What you need to do.
Scan the records for the string "Description"; copy each line where it occurs.

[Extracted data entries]

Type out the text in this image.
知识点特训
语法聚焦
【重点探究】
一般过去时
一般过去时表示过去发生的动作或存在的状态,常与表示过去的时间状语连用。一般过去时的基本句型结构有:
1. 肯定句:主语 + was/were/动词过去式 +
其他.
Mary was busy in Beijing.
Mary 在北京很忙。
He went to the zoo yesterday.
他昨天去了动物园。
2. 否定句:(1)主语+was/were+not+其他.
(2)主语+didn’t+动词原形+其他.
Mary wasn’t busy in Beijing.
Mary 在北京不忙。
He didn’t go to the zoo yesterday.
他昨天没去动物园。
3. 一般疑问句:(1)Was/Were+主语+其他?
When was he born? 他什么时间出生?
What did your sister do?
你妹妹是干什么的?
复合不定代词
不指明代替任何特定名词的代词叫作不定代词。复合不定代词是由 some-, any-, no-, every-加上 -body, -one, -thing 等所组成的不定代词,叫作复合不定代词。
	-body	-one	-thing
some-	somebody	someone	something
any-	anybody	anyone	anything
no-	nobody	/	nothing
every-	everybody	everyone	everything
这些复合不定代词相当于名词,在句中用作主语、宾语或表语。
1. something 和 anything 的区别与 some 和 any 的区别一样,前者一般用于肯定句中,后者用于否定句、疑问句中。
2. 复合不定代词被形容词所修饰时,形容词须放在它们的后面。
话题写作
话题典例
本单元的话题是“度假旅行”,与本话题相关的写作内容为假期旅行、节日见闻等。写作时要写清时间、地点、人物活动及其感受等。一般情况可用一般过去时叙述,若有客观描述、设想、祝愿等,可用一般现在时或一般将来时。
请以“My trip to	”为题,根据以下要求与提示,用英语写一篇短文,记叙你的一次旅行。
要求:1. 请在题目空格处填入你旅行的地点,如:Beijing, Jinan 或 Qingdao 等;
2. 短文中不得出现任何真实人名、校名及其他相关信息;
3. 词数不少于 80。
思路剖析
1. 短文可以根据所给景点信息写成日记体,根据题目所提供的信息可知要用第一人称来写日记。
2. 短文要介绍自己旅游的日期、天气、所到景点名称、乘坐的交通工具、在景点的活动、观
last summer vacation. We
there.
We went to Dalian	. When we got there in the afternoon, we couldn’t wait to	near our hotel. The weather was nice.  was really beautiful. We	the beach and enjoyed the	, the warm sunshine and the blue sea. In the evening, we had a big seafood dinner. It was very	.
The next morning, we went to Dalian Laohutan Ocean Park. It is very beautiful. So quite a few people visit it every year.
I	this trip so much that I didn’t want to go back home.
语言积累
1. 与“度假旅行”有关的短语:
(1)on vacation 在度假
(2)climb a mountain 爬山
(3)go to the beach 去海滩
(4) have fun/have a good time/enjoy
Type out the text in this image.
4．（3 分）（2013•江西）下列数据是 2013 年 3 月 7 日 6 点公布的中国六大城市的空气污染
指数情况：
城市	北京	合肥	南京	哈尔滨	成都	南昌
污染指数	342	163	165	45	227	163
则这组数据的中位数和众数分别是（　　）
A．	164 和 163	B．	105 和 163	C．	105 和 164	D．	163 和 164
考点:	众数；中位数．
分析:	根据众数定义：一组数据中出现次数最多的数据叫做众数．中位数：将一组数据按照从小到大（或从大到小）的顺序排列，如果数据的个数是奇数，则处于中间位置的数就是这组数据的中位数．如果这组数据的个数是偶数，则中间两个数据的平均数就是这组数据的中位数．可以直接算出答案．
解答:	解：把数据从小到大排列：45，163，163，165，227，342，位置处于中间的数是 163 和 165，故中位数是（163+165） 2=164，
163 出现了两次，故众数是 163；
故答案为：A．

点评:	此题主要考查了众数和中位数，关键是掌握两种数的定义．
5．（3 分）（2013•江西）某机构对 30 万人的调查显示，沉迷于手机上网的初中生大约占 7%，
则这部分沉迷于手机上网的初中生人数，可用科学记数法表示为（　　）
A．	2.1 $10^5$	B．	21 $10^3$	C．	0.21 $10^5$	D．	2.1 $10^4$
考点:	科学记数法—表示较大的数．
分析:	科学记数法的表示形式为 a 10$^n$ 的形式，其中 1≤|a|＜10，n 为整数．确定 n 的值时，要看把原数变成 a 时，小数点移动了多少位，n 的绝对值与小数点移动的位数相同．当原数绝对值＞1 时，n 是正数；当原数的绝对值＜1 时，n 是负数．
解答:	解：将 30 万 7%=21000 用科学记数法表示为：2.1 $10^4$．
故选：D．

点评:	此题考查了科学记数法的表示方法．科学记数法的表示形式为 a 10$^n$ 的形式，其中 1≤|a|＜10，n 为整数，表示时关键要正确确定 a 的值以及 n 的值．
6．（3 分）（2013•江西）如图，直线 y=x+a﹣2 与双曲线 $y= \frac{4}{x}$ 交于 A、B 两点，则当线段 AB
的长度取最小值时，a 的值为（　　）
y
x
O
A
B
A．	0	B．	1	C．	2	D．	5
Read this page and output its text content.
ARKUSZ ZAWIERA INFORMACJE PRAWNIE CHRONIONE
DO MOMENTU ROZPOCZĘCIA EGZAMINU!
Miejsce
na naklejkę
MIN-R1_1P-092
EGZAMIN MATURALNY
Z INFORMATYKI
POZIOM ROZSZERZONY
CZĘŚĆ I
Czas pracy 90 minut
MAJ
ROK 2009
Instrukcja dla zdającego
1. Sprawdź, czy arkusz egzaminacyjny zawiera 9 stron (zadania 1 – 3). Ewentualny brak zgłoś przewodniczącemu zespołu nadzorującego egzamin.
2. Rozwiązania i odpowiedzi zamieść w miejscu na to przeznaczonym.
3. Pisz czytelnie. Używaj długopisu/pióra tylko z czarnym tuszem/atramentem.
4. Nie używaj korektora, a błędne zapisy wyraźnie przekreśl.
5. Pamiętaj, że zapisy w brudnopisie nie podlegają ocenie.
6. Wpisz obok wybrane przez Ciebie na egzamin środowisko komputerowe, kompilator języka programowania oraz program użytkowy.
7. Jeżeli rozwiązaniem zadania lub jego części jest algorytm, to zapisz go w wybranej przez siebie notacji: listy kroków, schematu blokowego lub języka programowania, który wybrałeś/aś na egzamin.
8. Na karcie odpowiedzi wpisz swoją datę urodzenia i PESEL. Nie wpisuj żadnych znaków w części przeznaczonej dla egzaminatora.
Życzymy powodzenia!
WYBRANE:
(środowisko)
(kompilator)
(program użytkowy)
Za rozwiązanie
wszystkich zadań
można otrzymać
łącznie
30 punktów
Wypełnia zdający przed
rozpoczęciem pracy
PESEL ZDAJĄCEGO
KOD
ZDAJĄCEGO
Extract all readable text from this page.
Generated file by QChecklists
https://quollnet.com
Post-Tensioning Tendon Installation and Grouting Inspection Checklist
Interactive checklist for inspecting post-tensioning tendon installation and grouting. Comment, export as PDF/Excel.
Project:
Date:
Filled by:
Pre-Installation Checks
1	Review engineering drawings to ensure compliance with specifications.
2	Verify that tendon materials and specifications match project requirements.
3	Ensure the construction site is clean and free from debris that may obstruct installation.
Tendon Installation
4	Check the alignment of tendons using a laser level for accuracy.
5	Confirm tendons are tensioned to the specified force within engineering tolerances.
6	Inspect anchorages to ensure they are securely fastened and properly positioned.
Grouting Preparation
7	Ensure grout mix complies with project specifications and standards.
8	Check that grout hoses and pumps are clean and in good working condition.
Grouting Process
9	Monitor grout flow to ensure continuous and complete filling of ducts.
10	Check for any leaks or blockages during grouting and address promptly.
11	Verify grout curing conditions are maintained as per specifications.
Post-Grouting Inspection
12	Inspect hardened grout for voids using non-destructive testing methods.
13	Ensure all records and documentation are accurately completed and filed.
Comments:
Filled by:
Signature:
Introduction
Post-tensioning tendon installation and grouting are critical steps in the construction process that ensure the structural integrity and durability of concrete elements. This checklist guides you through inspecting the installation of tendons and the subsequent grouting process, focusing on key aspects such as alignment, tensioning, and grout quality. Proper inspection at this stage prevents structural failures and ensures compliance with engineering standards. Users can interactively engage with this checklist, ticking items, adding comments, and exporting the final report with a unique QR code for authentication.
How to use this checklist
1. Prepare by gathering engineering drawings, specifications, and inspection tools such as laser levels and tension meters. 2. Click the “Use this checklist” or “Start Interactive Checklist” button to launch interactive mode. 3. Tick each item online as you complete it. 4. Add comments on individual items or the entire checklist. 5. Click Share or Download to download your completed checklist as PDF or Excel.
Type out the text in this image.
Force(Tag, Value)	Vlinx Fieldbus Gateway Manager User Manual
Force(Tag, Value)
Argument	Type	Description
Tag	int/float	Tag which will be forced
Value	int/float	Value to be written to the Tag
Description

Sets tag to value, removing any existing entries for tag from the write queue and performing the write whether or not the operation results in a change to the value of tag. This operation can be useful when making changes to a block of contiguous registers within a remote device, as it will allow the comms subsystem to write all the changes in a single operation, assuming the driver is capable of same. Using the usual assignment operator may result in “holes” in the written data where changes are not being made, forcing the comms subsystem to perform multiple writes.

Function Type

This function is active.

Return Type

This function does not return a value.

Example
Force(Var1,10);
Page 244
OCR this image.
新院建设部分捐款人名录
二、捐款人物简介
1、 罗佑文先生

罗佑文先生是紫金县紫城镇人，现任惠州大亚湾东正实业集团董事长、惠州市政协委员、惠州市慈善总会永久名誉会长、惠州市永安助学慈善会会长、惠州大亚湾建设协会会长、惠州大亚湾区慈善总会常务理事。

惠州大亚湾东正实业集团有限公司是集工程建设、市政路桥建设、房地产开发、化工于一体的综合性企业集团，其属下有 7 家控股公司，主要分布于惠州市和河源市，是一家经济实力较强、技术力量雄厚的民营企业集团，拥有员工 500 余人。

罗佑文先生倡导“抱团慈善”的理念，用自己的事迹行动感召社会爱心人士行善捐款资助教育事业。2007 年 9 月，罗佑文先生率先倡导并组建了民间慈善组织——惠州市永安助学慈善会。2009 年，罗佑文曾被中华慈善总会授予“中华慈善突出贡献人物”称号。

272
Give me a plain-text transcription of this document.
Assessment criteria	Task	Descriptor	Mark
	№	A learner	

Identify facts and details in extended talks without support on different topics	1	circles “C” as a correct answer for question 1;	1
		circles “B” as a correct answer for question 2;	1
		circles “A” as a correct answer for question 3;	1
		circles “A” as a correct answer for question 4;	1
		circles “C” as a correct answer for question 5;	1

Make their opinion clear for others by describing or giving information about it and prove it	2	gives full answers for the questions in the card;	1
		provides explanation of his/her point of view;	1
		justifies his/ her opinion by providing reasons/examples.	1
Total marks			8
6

Response to this task.
Argument	Type	Description
Description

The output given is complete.